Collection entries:
= = = =

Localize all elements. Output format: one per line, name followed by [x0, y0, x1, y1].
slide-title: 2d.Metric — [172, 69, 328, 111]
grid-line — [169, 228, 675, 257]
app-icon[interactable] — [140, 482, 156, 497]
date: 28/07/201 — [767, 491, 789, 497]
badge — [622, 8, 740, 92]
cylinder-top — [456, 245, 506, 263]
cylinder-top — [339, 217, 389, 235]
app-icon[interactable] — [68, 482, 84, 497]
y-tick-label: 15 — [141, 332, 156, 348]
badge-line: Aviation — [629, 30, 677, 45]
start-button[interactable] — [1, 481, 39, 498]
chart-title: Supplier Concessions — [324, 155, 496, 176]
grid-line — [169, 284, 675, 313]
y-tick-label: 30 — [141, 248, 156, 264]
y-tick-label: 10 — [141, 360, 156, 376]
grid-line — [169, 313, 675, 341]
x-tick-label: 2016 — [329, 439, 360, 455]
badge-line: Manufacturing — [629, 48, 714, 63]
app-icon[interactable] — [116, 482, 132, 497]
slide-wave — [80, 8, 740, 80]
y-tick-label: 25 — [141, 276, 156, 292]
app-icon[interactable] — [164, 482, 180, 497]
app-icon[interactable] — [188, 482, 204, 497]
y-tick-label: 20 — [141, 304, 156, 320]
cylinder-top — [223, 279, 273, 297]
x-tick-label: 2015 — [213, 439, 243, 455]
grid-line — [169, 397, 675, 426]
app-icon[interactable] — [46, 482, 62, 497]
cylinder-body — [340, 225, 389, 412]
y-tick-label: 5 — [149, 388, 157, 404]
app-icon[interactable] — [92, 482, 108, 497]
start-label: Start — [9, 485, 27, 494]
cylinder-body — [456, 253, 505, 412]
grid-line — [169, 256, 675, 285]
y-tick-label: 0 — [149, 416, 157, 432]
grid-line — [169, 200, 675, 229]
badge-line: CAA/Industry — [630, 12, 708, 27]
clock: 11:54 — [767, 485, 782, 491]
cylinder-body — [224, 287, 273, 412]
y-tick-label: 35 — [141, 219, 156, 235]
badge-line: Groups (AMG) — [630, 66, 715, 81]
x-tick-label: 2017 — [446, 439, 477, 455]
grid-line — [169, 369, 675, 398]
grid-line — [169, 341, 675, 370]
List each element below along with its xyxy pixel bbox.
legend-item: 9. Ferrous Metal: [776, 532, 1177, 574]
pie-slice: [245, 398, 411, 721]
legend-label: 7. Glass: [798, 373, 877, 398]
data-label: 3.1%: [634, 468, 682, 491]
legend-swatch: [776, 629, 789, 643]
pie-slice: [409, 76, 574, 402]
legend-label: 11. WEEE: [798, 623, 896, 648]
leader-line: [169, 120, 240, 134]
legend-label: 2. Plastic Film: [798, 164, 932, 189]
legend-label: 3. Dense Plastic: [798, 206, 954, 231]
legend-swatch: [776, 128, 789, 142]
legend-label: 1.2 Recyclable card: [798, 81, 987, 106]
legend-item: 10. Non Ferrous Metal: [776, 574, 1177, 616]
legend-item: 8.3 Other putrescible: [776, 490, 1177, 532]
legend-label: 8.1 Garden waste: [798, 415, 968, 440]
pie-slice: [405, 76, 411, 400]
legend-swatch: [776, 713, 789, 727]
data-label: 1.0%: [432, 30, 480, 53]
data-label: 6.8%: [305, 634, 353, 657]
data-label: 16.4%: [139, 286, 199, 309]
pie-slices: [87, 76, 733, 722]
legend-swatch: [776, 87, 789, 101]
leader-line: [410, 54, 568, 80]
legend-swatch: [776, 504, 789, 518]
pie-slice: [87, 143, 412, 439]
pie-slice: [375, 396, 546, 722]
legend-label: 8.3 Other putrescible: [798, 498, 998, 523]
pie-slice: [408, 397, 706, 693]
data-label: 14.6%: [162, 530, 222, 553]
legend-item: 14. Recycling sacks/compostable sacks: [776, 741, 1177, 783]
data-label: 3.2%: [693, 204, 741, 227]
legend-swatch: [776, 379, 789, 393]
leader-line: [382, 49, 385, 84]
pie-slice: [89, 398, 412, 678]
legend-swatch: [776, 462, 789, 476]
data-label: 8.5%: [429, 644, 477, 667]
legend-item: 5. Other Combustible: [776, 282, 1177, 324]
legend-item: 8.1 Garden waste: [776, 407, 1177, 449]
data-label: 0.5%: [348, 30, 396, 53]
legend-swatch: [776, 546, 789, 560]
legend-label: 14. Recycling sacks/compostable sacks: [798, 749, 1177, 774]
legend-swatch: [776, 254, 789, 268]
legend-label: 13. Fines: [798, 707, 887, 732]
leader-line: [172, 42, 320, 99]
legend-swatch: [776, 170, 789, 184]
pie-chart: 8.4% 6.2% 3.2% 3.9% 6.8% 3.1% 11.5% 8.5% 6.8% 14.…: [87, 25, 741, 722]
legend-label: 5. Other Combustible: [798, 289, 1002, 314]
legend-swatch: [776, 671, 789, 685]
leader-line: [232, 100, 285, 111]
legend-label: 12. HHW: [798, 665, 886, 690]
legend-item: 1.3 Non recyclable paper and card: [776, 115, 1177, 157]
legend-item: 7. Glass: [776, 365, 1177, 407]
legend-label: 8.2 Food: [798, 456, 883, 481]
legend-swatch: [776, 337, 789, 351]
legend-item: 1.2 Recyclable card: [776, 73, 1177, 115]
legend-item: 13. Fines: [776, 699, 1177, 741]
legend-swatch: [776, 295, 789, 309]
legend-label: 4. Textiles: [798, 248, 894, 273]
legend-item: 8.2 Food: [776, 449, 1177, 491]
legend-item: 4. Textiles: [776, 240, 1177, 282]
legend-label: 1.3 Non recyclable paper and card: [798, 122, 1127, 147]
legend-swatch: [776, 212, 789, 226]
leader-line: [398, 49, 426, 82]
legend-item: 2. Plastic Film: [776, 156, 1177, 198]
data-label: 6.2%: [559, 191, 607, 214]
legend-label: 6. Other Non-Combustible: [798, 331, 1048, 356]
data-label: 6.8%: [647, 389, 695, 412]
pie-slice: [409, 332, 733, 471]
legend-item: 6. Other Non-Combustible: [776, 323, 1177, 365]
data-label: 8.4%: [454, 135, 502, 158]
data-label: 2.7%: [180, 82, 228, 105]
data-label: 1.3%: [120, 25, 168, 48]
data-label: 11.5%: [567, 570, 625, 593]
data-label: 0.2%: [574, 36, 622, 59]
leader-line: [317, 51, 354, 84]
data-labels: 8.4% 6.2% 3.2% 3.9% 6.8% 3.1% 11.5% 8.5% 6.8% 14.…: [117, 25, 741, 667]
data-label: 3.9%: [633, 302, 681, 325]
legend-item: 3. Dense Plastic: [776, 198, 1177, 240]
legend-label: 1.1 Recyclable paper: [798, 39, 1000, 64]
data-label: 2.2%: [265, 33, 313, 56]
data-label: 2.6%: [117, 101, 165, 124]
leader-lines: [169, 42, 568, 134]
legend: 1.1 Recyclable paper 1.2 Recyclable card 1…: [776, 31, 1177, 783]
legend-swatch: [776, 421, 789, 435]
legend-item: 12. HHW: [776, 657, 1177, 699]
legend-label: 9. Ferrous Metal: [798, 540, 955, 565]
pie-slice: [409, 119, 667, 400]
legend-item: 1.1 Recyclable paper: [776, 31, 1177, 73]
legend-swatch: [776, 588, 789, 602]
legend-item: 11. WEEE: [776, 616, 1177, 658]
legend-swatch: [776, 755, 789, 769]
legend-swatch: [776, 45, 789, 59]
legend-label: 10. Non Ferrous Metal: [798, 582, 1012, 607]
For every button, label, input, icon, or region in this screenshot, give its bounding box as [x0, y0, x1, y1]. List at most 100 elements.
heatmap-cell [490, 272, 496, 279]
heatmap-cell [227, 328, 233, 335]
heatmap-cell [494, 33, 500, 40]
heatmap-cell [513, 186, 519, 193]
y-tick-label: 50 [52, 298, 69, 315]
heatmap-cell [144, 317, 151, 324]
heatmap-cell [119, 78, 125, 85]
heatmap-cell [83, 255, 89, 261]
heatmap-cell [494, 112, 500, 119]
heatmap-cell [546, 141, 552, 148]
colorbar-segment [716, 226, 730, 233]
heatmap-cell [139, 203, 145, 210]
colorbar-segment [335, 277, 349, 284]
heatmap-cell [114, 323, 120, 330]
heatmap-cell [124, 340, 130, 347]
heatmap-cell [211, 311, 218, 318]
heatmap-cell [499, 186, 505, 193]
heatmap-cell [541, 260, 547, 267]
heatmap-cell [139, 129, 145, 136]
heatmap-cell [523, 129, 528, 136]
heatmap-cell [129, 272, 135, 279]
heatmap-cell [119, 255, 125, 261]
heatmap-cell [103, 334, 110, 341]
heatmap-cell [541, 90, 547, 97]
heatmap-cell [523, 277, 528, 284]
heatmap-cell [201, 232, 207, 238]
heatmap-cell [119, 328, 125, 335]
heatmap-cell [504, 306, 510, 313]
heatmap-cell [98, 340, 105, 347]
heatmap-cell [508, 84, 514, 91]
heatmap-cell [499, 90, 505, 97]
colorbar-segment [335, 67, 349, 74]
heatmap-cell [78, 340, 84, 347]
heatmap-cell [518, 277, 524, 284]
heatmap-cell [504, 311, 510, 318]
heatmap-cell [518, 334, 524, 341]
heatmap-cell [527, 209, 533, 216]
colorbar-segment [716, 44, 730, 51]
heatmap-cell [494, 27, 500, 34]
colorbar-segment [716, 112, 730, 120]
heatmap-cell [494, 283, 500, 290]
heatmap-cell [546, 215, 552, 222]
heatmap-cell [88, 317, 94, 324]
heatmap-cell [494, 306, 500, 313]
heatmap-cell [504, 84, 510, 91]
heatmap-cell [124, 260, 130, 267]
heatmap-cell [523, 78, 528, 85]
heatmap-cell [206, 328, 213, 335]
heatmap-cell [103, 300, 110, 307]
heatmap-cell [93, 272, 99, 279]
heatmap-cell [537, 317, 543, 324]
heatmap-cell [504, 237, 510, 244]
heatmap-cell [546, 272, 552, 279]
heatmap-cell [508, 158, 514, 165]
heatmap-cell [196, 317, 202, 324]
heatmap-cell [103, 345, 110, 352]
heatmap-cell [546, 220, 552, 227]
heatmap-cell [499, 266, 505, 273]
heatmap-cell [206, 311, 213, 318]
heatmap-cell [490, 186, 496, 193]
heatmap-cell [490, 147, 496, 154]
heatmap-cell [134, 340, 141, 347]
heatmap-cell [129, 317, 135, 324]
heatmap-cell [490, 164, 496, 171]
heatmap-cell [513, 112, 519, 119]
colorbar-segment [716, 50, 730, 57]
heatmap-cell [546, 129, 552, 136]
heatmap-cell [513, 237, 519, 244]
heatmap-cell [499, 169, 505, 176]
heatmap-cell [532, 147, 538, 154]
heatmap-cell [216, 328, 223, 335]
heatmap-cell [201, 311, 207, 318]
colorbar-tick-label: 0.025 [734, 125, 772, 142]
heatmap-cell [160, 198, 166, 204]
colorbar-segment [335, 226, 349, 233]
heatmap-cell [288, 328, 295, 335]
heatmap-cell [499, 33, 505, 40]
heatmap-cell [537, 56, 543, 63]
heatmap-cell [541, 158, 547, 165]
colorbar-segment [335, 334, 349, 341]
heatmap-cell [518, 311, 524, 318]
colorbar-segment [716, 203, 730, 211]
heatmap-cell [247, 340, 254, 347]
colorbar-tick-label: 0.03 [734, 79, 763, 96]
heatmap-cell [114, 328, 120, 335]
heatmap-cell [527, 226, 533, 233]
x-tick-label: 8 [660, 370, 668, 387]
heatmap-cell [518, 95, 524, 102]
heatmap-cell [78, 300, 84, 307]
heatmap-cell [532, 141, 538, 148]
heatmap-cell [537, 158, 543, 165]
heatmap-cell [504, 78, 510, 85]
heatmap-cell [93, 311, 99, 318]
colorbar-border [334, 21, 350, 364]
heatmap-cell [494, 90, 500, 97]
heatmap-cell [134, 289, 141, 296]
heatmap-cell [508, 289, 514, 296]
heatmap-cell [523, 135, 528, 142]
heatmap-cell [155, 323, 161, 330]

= = = =

Work to be completed ::
Copy the rows above word for word, from the very first line through the line that contains "List each element".

Exercise output ::
Localize all elements. Output format: one per line, name followed by [x0, y0, x1, y1].
slide-title: 2d.Metric — [172, 69, 328, 111]
grid-line — [169, 228, 675, 257]
app-icon[interactable] — [140, 482, 156, 497]
date: 28/07/201 — [767, 491, 789, 497]
badge — [622, 8, 740, 92]
cylinder-top — [456, 245, 506, 263]
cylinder-top — [339, 217, 389, 235]
app-icon[interactable] — [68, 482, 84, 497]
y-tick-label: 15 — [141, 332, 156, 348]
badge-line: Aviation — [629, 30, 677, 45]
start-button[interactable] — [1, 481, 39, 498]
chart-title: Supplier Concessions — [324, 155, 496, 176]
grid-line — [169, 284, 675, 313]
y-tick-label: 30 — [141, 248, 156, 264]
y-tick-label: 10 — [141, 360, 156, 376]
grid-line — [169, 313, 675, 341]
x-tick-label: 2016 — [329, 439, 360, 455]
badge-line: Manufacturing — [629, 48, 714, 63]
app-icon[interactable] — [116, 482, 132, 497]
slide-wave — [80, 8, 740, 80]
y-tick-label: 25 — [141, 276, 156, 292]
app-icon[interactable] — [164, 482, 180, 497]
app-icon[interactable] — [188, 482, 204, 497]
y-tick-label: 20 — [141, 304, 156, 320]
cylinder-top — [223, 279, 273, 297]
x-tick-label: 2015 — [213, 439, 243, 455]
grid-line — [169, 397, 675, 426]
app-icon[interactable] — [46, 482, 62, 497]
cylinder-body — [340, 225, 389, 412]
y-tick-label: 5 — [149, 388, 157, 404]
app-icon[interactable] — [92, 482, 108, 497]
start-label: Start — [9, 485, 27, 494]
cylinder-body — [456, 253, 505, 412]
grid-line — [169, 256, 675, 285]
y-tick-label: 0 — [149, 416, 157, 432]
grid-line — [169, 200, 675, 229]
badge-line: CAA/Industry — [630, 12, 708, 27]
clock: 11:54 — [767, 485, 782, 491]
cylinder-body — [224, 287, 273, 412]
y-tick-label: 35 — [141, 219, 156, 235]
badge-line: Groups (AMG) — [630, 66, 715, 81]
x-tick-label: 2017 — [446, 439, 477, 455]
grid-line — [169, 369, 675, 398]
grid-line — [169, 341, 675, 370]
List each element below along with its xyxy pixel bbox.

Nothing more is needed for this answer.